• Exercise details:
Every line holding the word "this" counts once. Give the total, nothing more.

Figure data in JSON
# # # # # # #
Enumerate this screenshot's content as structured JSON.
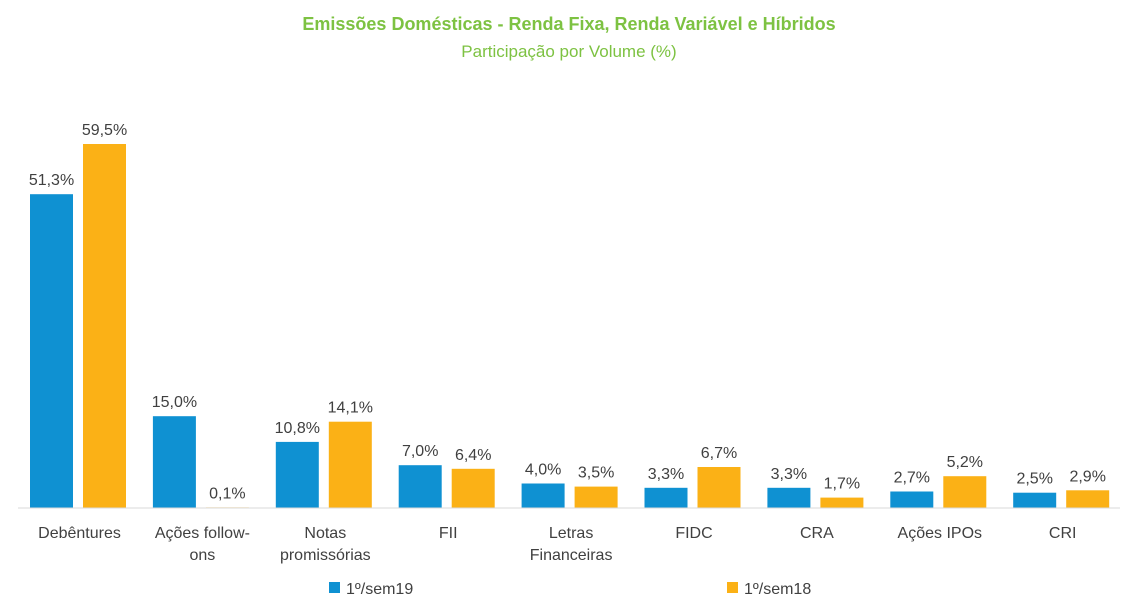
{
  "chart_data": {
    "type": "bar",
    "title": "Emissões Domésticas - Renda Fixa, Renda Variável e Híbridos",
    "subtitle": "Participação por Volume (%)",
    "xlabel": "",
    "ylabel": "",
    "ylim": [
      0,
      62
    ],
    "grid": false,
    "legend_position": "bottom",
    "categories": [
      [
        "Debêntures"
      ],
      [
        "Ações follow-",
        "ons"
      ],
      [
        "Notas",
        "promissórias"
      ],
      [
        "FII"
      ],
      [
        "Letras",
        "Financeiras"
      ],
      [
        "FIDC"
      ],
      [
        "CRA"
      ],
      [
        "Ações IPOs"
      ],
      [
        "CRI"
      ]
    ],
    "series": [
      {
        "name": "1º/sem19",
        "color": "#0f91d2",
        "values": [
          51.3,
          15.0,
          10.8,
          7.0,
          4.0,
          3.3,
          3.3,
          2.7,
          2.5
        ],
        "labels": [
          "51,3%",
          "15,0%",
          "10,8%",
          "7,0%",
          "4,0%",
          "3,3%",
          "3,3%",
          "2,7%",
          "2,5%"
        ]
      },
      {
        "name": "1º/sem18",
        "color": "#fbb116",
        "values": [
          59.5,
          0.1,
          14.1,
          6.4,
          3.5,
          6.7,
          1.7,
          5.2,
          2.9
        ],
        "labels": [
          "59,5%",
          "0,1%",
          "14,1%",
          "6,4%",
          "3,5%",
          "6,7%",
          "1,7%",
          "5,2%",
          "2,9%"
        ]
      }
    ]
  }
}
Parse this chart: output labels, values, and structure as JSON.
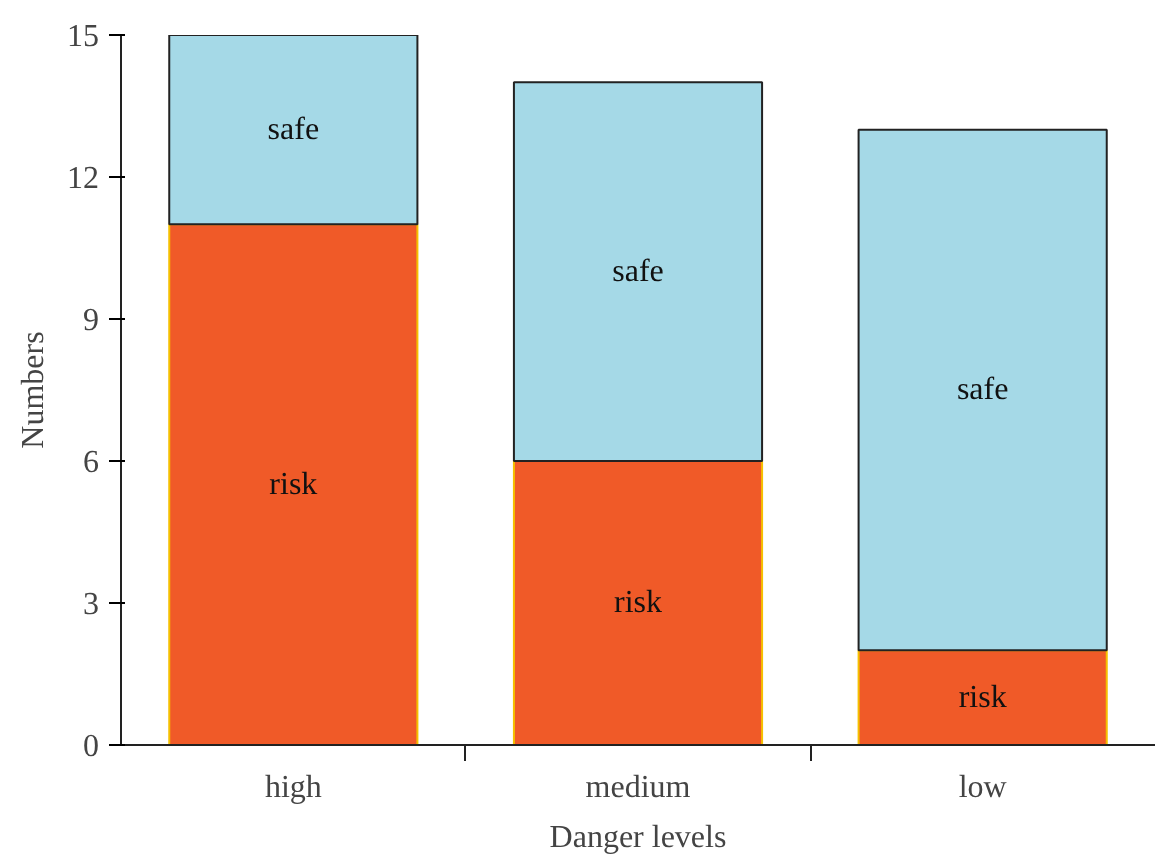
{
  "chart_data": {
    "type": "bar",
    "stacked": true,
    "xlabel": "Danger levels",
    "ylabel": "Numbers",
    "categories": [
      "high",
      "medium",
      "low"
    ],
    "series": [
      {
        "name": "risk",
        "color": "#f05a28",
        "values": [
          11,
          6,
          2
        ]
      },
      {
        "name": "safe",
        "color": "#a5d9e7",
        "values": [
          4,
          8,
          11
        ]
      }
    ],
    "ylim": [
      0,
      15
    ],
    "yticks": [
      0,
      3,
      6,
      9,
      12,
      15
    ],
    "grid": false
  }
}
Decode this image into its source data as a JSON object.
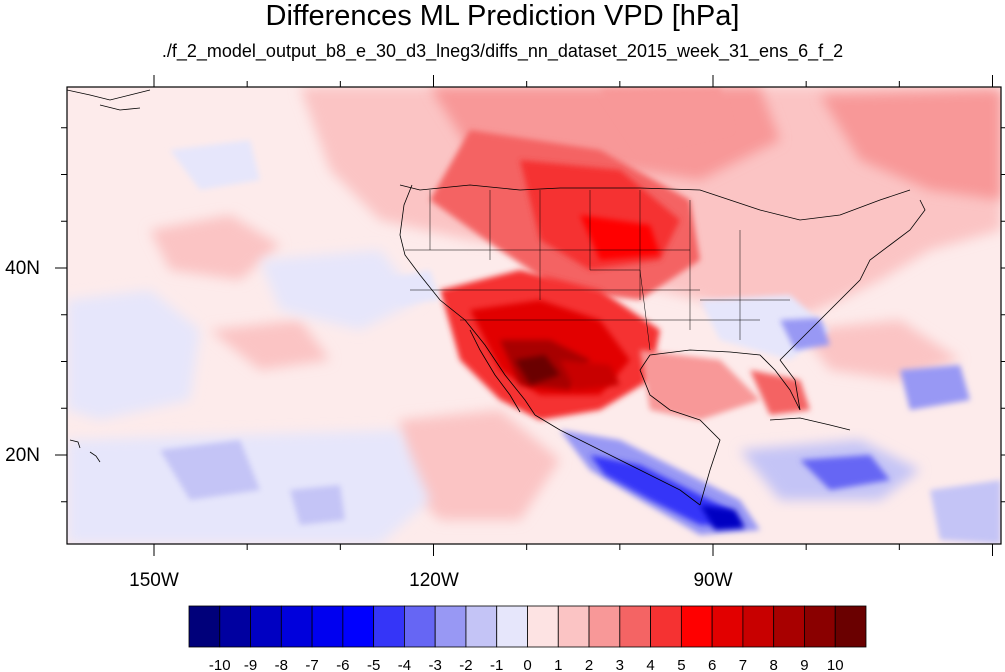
{
  "title": "Differences ML Prediction VPD [hPa]",
  "subtitle": "./f_2_model_output_b8_e_30_d3_lneg3/diffs_nn_dataset_2015_week_31_ens_6_f_2",
  "map": {
    "ocean_base_color": "#fdebeb",
    "lat_labels": [
      "40N",
      "20N"
    ],
    "lon_labels": [
      "150W",
      "120W",
      "90W"
    ]
  },
  "colorbar": {
    "levels": [
      "-10",
      "-9",
      "-8",
      "-7",
      "-6",
      "-5",
      "-4",
      "-3",
      "-2",
      "-1",
      "0",
      "1",
      "2",
      "3",
      "4",
      "5",
      "6",
      "7",
      "8",
      "9",
      "10"
    ],
    "colors": [
      "#00007a",
      "#0000a0",
      "#0000c2",
      "#0000dc",
      "#0000f0",
      "#0000ff",
      "#3535f8",
      "#6666f4",
      "#9898f4",
      "#c4c4f6",
      "#e6e6fb",
      "#fde3e3",
      "#fbc4c4",
      "#f89898",
      "#f46464",
      "#f53232",
      "#ff0000",
      "#e20000",
      "#c80000",
      "#a80000",
      "#8a0000",
      "#6a0000"
    ]
  }
}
# # # # # # #
• Result of the exercise:
3